>> Start Provided records
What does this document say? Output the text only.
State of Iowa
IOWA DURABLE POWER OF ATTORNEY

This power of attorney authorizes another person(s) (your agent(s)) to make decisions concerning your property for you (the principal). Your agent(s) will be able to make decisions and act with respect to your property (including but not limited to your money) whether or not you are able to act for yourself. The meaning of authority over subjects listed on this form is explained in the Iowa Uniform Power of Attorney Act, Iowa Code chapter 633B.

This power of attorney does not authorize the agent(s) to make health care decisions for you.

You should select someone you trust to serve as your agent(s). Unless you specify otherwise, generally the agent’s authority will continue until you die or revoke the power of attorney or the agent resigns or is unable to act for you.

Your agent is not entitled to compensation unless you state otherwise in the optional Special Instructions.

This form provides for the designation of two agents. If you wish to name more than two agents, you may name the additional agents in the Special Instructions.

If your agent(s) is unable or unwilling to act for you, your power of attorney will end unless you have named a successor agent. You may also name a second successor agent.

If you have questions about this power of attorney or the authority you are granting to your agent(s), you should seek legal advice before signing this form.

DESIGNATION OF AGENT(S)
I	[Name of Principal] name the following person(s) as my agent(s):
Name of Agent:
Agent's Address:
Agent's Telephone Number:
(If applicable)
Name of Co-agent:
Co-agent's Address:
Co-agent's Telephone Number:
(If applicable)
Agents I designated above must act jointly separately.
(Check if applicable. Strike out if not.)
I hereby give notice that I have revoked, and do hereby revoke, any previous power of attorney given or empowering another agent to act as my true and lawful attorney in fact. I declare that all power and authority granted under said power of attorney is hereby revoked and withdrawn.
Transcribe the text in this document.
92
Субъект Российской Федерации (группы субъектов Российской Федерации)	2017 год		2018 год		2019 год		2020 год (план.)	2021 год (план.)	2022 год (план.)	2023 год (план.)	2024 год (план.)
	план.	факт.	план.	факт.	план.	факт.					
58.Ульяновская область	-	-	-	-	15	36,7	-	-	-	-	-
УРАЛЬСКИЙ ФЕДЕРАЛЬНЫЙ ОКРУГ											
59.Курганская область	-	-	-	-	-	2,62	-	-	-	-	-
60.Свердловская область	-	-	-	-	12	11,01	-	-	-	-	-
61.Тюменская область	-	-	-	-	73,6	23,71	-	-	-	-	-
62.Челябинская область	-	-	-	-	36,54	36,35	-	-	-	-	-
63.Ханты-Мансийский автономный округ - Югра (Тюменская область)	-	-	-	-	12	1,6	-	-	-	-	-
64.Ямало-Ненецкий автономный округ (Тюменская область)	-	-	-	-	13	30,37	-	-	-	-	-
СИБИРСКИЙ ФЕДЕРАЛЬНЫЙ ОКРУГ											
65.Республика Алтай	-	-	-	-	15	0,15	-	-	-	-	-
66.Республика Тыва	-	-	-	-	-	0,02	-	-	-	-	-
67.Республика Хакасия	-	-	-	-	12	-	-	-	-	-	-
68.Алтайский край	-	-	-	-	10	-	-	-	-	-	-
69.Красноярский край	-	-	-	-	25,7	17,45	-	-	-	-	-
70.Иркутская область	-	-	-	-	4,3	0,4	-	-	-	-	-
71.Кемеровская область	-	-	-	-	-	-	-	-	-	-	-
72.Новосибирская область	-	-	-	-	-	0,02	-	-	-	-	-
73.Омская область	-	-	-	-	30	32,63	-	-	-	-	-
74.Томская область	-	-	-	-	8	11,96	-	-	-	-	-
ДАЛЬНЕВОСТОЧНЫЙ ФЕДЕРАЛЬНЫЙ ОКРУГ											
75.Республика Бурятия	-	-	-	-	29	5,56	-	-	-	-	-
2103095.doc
>> End Provided records
• **Set task**:
Tally up the lines holding the string "Instructions" in this listing, and report the total alone.

• **Written solution**:
2